Filter the entries below, keeping only lines with the word "жилой".

● **DATA IN THIS EXERCISE**
=====

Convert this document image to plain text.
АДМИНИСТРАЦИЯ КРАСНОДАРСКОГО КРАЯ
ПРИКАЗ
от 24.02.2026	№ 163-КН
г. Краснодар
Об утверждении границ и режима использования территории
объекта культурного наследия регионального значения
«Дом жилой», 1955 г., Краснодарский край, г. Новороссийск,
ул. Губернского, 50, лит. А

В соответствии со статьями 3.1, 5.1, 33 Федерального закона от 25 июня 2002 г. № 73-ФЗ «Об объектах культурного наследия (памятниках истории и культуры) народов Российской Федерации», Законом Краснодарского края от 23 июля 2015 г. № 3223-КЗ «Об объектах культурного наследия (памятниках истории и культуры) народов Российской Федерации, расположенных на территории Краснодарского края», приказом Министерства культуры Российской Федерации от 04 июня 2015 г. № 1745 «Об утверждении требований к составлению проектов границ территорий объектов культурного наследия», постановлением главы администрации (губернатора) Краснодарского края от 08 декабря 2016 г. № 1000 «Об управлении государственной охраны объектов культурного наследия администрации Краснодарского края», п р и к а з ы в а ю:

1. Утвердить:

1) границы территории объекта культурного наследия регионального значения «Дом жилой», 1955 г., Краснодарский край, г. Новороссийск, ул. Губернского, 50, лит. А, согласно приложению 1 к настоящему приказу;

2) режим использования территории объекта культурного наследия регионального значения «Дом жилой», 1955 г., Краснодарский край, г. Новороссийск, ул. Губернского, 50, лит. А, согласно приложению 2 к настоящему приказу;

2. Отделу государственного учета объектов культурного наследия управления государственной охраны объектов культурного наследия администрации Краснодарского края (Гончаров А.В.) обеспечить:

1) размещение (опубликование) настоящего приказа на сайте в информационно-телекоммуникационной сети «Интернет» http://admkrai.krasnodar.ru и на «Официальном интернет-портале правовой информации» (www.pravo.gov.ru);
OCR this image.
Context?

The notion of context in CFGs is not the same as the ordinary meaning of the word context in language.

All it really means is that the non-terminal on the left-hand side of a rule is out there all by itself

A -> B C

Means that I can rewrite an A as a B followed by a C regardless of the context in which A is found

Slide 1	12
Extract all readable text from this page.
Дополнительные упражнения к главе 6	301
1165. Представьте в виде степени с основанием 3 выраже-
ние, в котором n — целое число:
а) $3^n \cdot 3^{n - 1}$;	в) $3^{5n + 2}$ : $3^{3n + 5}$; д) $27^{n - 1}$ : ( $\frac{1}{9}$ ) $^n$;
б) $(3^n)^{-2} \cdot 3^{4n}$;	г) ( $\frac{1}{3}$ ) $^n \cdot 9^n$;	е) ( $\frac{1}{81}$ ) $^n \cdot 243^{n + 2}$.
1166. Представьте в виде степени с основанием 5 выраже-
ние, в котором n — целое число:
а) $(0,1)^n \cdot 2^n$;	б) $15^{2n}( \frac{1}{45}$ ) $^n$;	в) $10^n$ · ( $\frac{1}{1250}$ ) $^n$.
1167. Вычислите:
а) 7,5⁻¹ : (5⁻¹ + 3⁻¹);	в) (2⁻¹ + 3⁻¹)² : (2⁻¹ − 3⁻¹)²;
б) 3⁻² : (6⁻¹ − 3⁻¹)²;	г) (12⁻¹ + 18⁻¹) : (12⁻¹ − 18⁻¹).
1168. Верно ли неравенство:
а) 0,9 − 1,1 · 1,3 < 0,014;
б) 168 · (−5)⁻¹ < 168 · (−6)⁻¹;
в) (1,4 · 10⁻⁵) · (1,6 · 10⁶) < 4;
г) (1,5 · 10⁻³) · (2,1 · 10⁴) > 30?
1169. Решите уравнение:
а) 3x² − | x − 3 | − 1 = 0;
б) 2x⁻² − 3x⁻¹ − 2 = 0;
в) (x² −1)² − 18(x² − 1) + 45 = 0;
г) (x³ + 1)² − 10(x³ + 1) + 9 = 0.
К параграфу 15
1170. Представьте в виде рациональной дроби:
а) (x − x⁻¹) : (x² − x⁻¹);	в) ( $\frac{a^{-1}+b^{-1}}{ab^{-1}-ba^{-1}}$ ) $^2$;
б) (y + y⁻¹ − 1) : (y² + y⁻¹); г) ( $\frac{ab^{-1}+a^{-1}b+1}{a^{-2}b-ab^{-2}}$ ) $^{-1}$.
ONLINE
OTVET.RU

=====

● **COMPLETED TASK**
«Дом жилой», 1955 г., Краснодарский край, г. Новороссийск,
1) границы территории объекта культурного наследия регионального значения «Дом жилой», 1955 г., Краснодарский край, г. Новороссийск, ул. Губернского, 50, лит. А, согласно приложению 1 к настоящему приказу;
2) режим использования территории объекта культурного наследия регионального значения «Дом жилой», 1955 г., Краснодарский край, г. Новороссийск, ул. Губернского, 50, лит. А, согласно приложению 2 к настоящему приказу;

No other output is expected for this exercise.